* [Given problem] Output each entry that follows exactly. Images stay out.

* [Entries shown]
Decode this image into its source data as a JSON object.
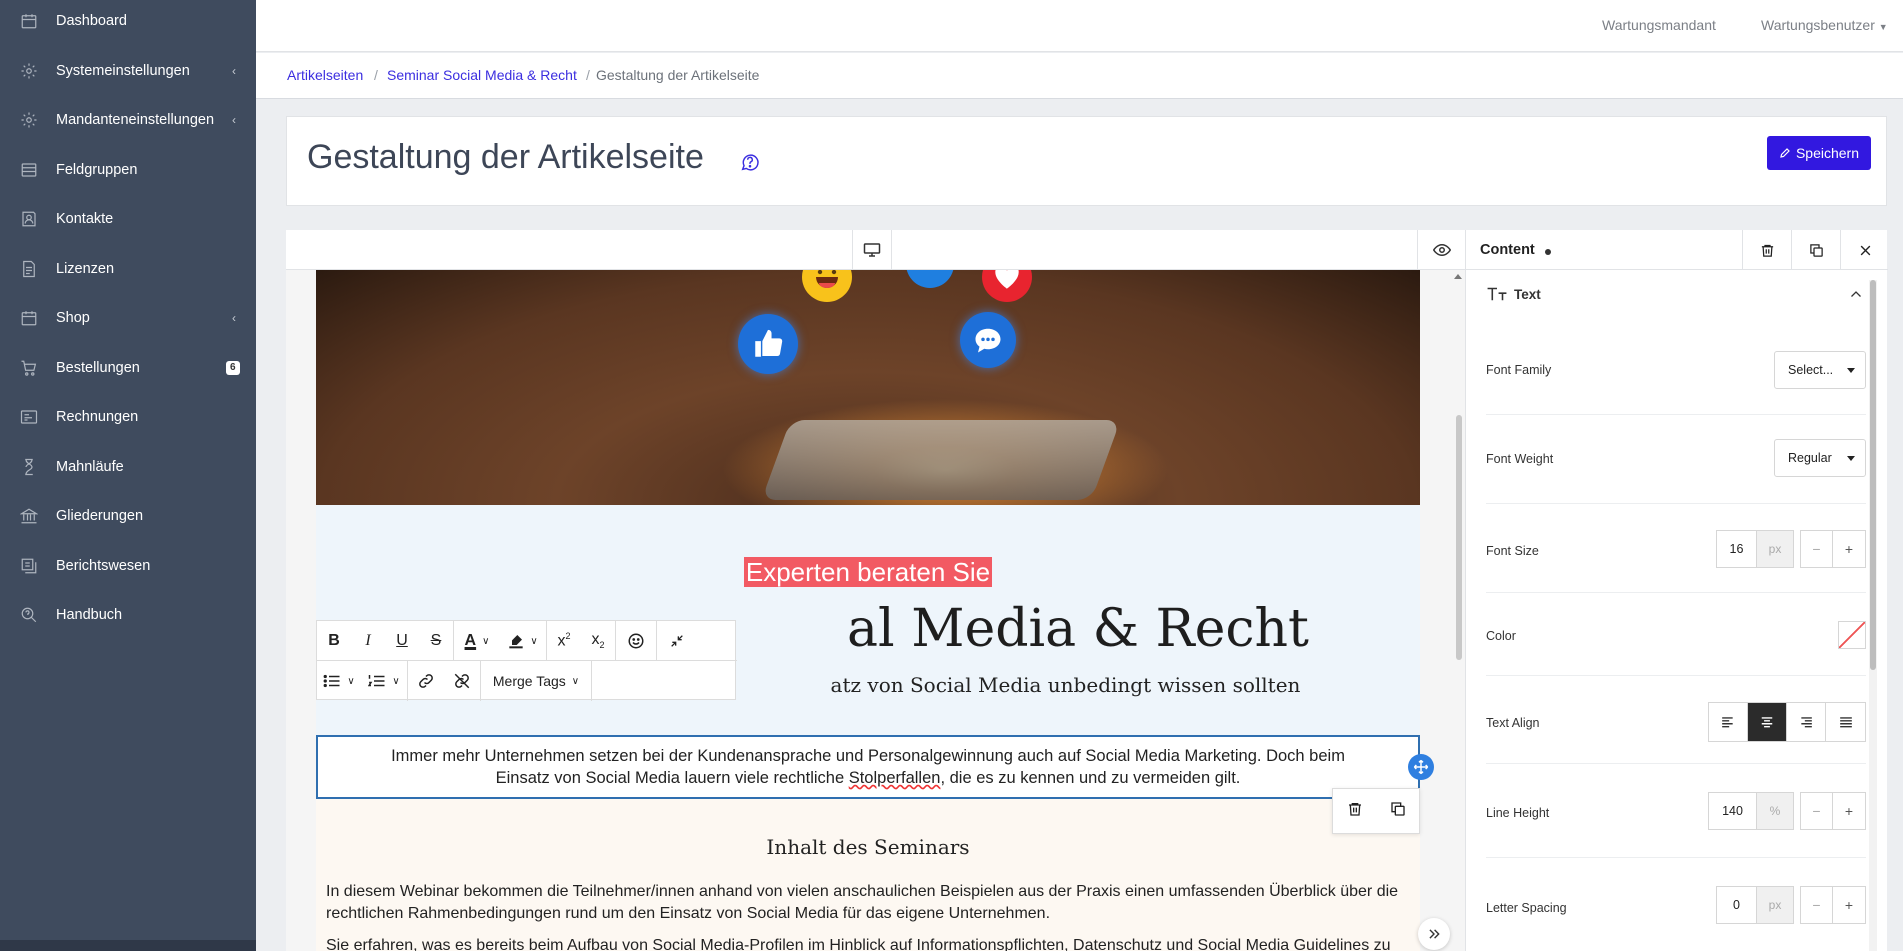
{
  "sidebar": {
    "items": [
      {
        "label": "Dashboard",
        "icon": "calendar-icon"
      },
      {
        "label": "Systemeinstellungen",
        "icon": "gear-icon",
        "chevron": "‹"
      },
      {
        "label": "Mandanteneinstellungen",
        "icon": "gear-icon",
        "chevron": "‹"
      },
      {
        "label": "Feldgruppen",
        "icon": "list-icon"
      },
      {
        "label": "Kontakte",
        "icon": "contacts-icon"
      },
      {
        "label": "Lizenzen",
        "icon": "document-icon"
      },
      {
        "label": "Shop",
        "icon": "calendar-icon",
        "chevron": "‹"
      },
      {
        "label": "Bestellungen",
        "icon": "cart-icon",
        "badge": "6"
      },
      {
        "label": "Rechnungen",
        "icon": "invoice-icon"
      },
      {
        "label": "Mahnläufe",
        "icon": "hourglass-icon"
      },
      {
        "label": "Gliederungen",
        "icon": "bank-icon"
      },
      {
        "label": "Berichtswesen",
        "icon": "reports-icon"
      },
      {
        "label": "Handbuch",
        "icon": "search-help-icon"
      }
    ]
  },
  "topbar": {
    "tenant": "Wartungsmandant",
    "user": "Wartungsbenutzer"
  },
  "breadcrumb": {
    "items": [
      "Artikelseiten",
      "Seminar Social Media & Recht",
      "Gestaltung der Artikelseite"
    ],
    "separator": "/"
  },
  "page": {
    "title": "Gestaltung der Artikelseite",
    "save_label": "Speichern"
  },
  "canvas": {
    "kicker": "Experten beraten Sie",
    "headline": "Social Media & Recht",
    "headline_visible": "al Media & Recht",
    "subheadline_visible": "atz von Social Media unbedingt wissen sollten",
    "selected_text_line1": "Immer mehr Unternehmen setzen bei der Kundenansprache und Personalgewinnung auch auf Social Media Marketing. Doch beim",
    "selected_text_line2_pre": "Einsatz von Social Media lauern viele rechtliche ",
    "selected_text_spell": "Stolperfallen",
    "selected_text_line2_post": ", die es zu kennen und zu vermeiden gilt.",
    "seminar_title": "Inhalt des Seminars",
    "seminar_para1": "In diesem Webinar bekommen die Teilnehmer/innen anhand von vielen anschaulichen Beispielen aus der Praxis einen umfassenden Überblick über die rechtlichen Rahmenbedingungen rund um den Einsatz von Social Media für das eigene Unternehmen.",
    "seminar_para2": "Sie erfahren, was es bereits beim Aufbau von Social Media-Profilen im Hinblick auf Informationspflichten, Datenschutz und Social Media Guidelines zu beachten gilt und welche rechtlichen Aspekte im Hinblick auf Urheberrechte, Recht am eigenen Bild etc. beim Veröffentlichen von Inhalten"
  },
  "format_toolbar": {
    "merge_tags_label": "Merge Tags"
  },
  "properties": {
    "panel_title": "Content",
    "section_title": "Text",
    "font_family_label": "Font Family",
    "font_family_value": "Select...",
    "font_weight_label": "Font Weight",
    "font_weight_value": "Regular",
    "font_size_label": "Font Size",
    "font_size_value": "16",
    "font_size_unit": "px",
    "color_label": "Color",
    "text_align_label": "Text Align",
    "text_align_value": "center",
    "line_height_label": "Line Height",
    "line_height_value": "140",
    "line_height_unit": "%",
    "letter_spacing_label": "Letter Spacing",
    "letter_spacing_value": "0",
    "letter_spacing_unit": "px",
    "minus": "−",
    "plus": "+"
  },
  "colors": {
    "sidebar_bg": "#3f4b5e",
    "accent": "#3218e0",
    "link": "#3b2ee0",
    "kicker_bg": "#f25a63",
    "selection_border": "#2f6fb0"
  }
}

* [The reply]
Decode this image into its source data as a JSON object.
{
  "sidebar": {
    "items": [
      {
        "label": "Dashboard",
        "icon": "calendar-icon"
      },
      {
        "label": "Systemeinstellungen",
        "icon": "gear-icon",
        "chevron": "‹"
      },
      {
        "label": "Mandanteneinstellungen",
        "icon": "gear-icon",
        "chevron": "‹"
      },
      {
        "label": "Feldgruppen",
        "icon": "list-icon"
      },
      {
        "label": "Kontakte",
        "icon": "contacts-icon"
      },
      {
        "label": "Lizenzen",
        "icon": "document-icon"
      },
      {
        "label": "Shop",
        "icon": "calendar-icon",
        "chevron": "‹"
      },
      {
        "label": "Bestellungen",
        "icon": "cart-icon",
        "badge": "6"
      },
      {
        "label": "Rechnungen",
        "icon": "invoice-icon"
      },
      {
        "label": "Mahnläufe",
        "icon": "hourglass-icon"
      },
      {
        "label": "Gliederungen",
        "icon": "bank-icon"
      },
      {
        "label": "Berichtswesen",
        "icon": "reports-icon"
      },
      {
        "label": "Handbuch",
        "icon": "search-help-icon"
      }
    ]
  },
  "topbar": {
    "tenant": "Wartungsmandant",
    "user": "Wartungsbenutzer"
  },
  "breadcrumb": {
    "items": [
      "Artikelseiten",
      "Seminar Social Media & Recht",
      "Gestaltung der Artikelseite"
    ],
    "separator": "/"
  },
  "page": {
    "title": "Gestaltung der Artikelseite",
    "save_label": "Speichern"
  },
  "canvas": {
    "kicker": "Experten beraten Sie",
    "headline": "Social Media & Recht",
    "headline_visible": "al Media & Recht",
    "subheadline_visible": "atz von Social Media unbedingt wissen sollten",
    "selected_text_line1": "Immer mehr Unternehmen setzen bei der Kundenansprache und Personalgewinnung auch auf Social Media Marketing. Doch beim",
    "selected_text_line2_pre": "Einsatz von Social Media lauern viele rechtliche ",
    "selected_text_spell": "Stolperfallen",
    "selected_text_line2_post": ", die es zu kennen und zu vermeiden gilt.",
    "seminar_title": "Inhalt des Seminars",
    "seminar_para1": "In diesem Webinar bekommen die Teilnehmer/innen anhand von vielen anschaulichen Beispielen aus der Praxis einen umfassenden Überblick über die rechtlichen Rahmenbedingungen rund um den Einsatz von Social Media für das eigene Unternehmen.",
    "seminar_para2": "Sie erfahren, was es bereits beim Aufbau von Social Media-Profilen im Hinblick auf Informationspflichten, Datenschutz und Social Media Guidelines zu beachten gilt und welche rechtlichen Aspekte im Hinblick auf Urheberrechte, Recht am eigenen Bild etc. beim Veröffentlichen von Inhalten"
  },
  "format_toolbar": {
    "merge_tags_label": "Merge Tags"
  },
  "properties": {
    "panel_title": "Content",
    "section_title": "Text",
    "font_family_label": "Font Family",
    "font_family_value": "Select...",
    "font_weight_label": "Font Weight",
    "font_weight_value": "Regular",
    "font_size_label": "Font Size",
    "font_size_value": "16",
    "font_size_unit": "px",
    "color_label": "Color",
    "text_align_label": "Text Align",
    "text_align_value": "center",
    "line_height_label": "Line Height",
    "line_height_value": "140",
    "line_height_unit": "%",
    "letter_spacing_label": "Letter Spacing",
    "letter_spacing_value": "0",
    "letter_spacing_unit": "px",
    "minus": "−",
    "plus": "+"
  },
  "colors": {
    "sidebar_bg": "#3f4b5e",
    "accent": "#3218e0",
    "link": "#3b2ee0",
    "kicker_bg": "#f25a63",
    "selection_border": "#2f6fb0"
  }
}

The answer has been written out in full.